>> Start
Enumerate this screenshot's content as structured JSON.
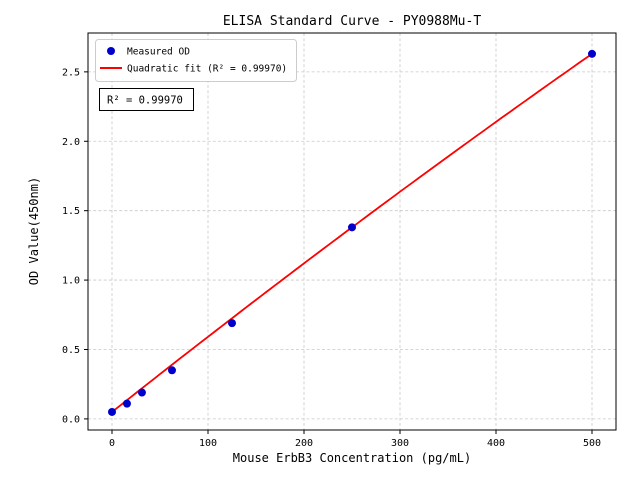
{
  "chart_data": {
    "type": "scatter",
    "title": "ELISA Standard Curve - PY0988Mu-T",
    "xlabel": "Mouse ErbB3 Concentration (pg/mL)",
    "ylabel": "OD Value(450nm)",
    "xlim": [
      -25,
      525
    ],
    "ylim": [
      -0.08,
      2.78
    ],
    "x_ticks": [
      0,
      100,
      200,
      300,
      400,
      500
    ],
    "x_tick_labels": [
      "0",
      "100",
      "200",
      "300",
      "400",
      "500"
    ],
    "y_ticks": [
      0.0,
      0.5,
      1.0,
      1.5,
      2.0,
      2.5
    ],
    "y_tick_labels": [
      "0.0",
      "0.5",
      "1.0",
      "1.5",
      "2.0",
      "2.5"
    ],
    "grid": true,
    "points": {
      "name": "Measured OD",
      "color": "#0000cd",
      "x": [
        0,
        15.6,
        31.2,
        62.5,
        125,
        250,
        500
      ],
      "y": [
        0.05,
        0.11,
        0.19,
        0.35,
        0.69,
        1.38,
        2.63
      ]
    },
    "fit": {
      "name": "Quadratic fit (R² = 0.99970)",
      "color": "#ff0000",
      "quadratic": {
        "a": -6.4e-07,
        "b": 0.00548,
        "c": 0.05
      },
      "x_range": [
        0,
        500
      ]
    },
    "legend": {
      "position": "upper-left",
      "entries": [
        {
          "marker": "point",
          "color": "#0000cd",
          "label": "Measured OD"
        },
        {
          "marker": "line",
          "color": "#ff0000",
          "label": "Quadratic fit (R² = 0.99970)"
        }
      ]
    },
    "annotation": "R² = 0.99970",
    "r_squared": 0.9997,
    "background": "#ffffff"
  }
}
>> End
>> Start
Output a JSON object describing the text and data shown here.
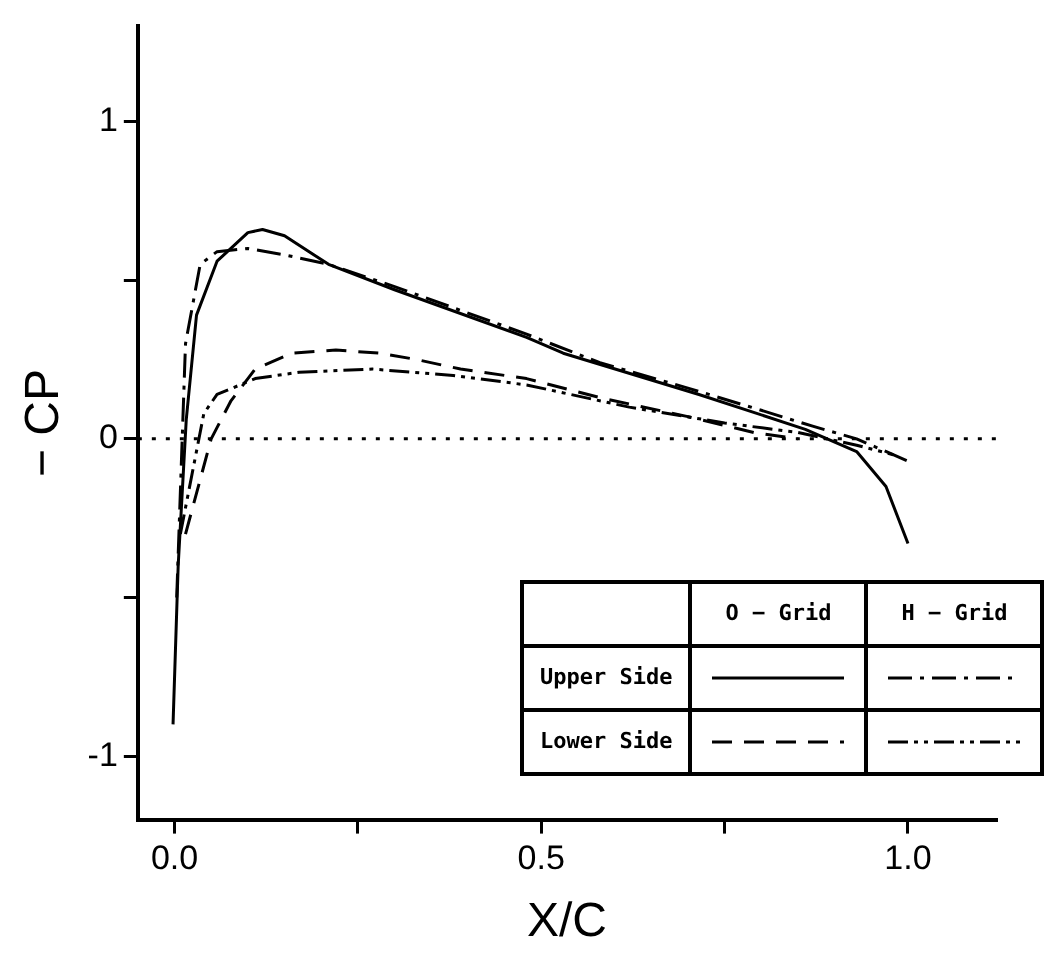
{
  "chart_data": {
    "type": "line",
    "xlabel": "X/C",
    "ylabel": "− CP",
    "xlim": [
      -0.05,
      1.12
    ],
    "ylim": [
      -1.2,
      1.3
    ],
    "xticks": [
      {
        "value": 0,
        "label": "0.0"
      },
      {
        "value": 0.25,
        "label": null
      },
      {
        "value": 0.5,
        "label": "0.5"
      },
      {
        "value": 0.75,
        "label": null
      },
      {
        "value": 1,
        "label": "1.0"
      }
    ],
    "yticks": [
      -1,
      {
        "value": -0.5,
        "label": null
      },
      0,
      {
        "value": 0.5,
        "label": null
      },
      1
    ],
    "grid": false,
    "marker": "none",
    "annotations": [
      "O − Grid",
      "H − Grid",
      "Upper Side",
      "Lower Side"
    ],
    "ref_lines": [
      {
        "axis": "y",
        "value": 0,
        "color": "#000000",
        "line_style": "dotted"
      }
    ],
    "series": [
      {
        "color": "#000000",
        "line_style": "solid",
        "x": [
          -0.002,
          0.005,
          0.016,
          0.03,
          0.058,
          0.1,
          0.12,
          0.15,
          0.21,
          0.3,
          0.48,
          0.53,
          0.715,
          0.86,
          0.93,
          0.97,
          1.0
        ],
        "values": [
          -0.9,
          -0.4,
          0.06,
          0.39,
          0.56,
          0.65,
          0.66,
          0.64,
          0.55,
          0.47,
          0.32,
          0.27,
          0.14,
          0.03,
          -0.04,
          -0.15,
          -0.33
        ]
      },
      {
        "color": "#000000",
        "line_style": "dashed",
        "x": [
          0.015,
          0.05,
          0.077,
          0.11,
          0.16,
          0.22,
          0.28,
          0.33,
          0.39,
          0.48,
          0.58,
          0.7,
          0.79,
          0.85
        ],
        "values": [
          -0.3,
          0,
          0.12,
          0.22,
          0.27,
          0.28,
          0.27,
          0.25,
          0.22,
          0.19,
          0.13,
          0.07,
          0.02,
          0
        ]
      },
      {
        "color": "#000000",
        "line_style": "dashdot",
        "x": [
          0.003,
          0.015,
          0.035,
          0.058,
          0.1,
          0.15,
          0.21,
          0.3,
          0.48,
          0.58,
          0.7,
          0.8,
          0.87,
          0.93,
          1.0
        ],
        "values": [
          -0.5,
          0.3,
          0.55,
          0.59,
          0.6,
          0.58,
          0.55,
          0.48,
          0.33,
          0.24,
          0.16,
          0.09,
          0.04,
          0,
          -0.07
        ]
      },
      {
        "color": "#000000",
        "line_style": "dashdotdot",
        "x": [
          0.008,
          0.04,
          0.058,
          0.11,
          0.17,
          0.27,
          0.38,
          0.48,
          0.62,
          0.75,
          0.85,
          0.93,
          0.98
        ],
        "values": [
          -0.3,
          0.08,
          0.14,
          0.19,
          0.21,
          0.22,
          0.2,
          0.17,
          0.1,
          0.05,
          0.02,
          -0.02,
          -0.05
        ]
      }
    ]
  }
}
>> End
■ **Directions**:
The answer is a single number: how many lines include the word "xlabel"?

■ **In response**:
2